_Activities:_
- 1) Reproduce word for word the part of the World Toilet Day article between "As populations increase" and "your toilet today.", inclusive.
- 2) Condense the paragraph of the World Toilet Day article that begins "Pre-industrial peoples like Romans" into a short bulleted list that keeps its main facts.

_Excerpted passage:_
November 19 is World Toilet Day, an annual event launched by Singaporean businessman Jack Sim who in 2001 founded the World Toilet Organization. Go ahead and snigger, then wake up: 2.5 billion people – that’s one in every three people worldwide – do not have access to a clean toilet.
Unmanaged human waste carries diseases which makes people sick. It pollutes drinking water. It affects productivity, hampers economic development and shortens life expectancy.
Pre-industrial peoples like Romans and Egyptians and cities in India and Pakistan treated human waste by connecting toilets to flowing water sewage systems. According to Wikipedia, the flushing toilet was invented by John Harrington in 1596. Joseph Bramah of Yorkshire patented the first practical water closet in England in 1778. George Jennings in 1852 also took out a patent for the flush-out toilet. No, Thomas Crapper did not invent the flush toilet but did much to increase the popularity of the toilet in the 19th Century.
Here in the Northwest we take care of some household sewage on site by flushing waste into a septic tank which, if properly working, breaks down solids using bacteria in an anaerobic process and distributes liquid effluent to the ground via a drainfield. In large cities, the process of separating solids, disinfecting pathogens, removing metals and chemicals takes place on a larger scale before effluent is discharged into a water body like the Salish Sea.
Over the last 40 years, Washington’s Puget Sound jurisdictions have invested— both willingly and not so willingly-- in sewage treatment plants and technologies. The most recent example of this type of large-scale, water-based sewage system is the Brightwater sewage treatment plant, built at a cost of $2 billion, to handle the waste of King County and its municipalities. Brightwater people, hug your toilets today.
The out-of-sight, out-of-mind technology of our modern waste disposal system in the capital city of Victoria is still stuck in the mid-20th Century where human waste is not treated but simply screened to remove litter then flushed out into the Strait of Juan de Fuca. What seemed like a positive forward movement to take responsibility for disinfecting their own shit by building a primary treatment sewage facility for three-quarters of a million dollars has found local politicians and interest groups now in opposition. Hug your toilets, Victoria— just don’t flush.
As populations increase and potable water resources diminish, a technology of using clean water to flush away human waste so it can be disinfected in a costly process before returning the water to the environment comes to look more and more impractical and irrational. What next after the flush toilet?
In rural areas with high ground, outhouses and squat toilets and pit toilets work fine to protect human health. It’s in our towns and cities around the world where we need our best and brightest minds to engineer waterless toilets, businesses to market a new culture and installations, and activists and elected officials to push the regulatory envelope forward.
In the meantime, hug your toilet today.

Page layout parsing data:
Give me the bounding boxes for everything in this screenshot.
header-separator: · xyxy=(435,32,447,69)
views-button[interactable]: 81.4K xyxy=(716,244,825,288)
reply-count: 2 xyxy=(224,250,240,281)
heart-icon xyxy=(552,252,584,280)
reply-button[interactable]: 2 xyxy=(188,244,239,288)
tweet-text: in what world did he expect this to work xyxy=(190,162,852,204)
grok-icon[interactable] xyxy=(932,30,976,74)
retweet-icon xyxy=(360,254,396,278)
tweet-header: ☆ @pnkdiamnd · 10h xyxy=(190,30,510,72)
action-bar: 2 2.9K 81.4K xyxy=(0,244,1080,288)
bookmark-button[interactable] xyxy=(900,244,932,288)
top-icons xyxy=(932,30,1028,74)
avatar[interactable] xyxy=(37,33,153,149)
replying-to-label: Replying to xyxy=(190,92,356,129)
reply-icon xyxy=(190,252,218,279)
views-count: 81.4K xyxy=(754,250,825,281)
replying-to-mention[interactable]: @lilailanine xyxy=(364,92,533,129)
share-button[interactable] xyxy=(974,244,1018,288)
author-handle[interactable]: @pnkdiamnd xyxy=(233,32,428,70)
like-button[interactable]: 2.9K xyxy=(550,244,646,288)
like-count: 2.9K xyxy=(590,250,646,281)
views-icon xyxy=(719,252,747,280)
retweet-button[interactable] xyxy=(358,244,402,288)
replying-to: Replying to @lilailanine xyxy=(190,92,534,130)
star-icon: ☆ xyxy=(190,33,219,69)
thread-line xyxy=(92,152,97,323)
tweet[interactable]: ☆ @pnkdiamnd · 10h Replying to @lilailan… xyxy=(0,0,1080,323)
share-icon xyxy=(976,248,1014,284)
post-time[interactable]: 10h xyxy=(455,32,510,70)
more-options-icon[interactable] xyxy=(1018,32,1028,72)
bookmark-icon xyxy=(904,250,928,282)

_Results for the exercise:_
- 1)
As populations increase and potable water resources diminish, a technology of using clean water to flush away human waste so it can be disinfected in a costly process before returning the water to the environment comes to look more and more impractical and irrational. What next after the flush toilet?
In rural areas with high ground, outhouses and squat toilets and pit toilets work fine to protect human health. It’s in our towns and cities around the world where we need our best and brightest minds to engineer waterless toilets, businesses to market a new culture and installations, and activists and elected officials to push the regulatory envelope forward.
In the meantime, hug your toilet today.

- 2)
- Romans, Egyptians, and cities in India and Pakistan connected toilets to flowing-water sewage systems.
- According to Wikipedia, John Harrington invented the flushing toilet in 1596.
- Joseph Bramah of Yorkshire patented the first practical water closet in England in 1778.
- George Jennings patented the flush-out toilet in 1852.
- Thomas Crapper did not invent the flush toilet, but he did much to popularize it in the 19th Century.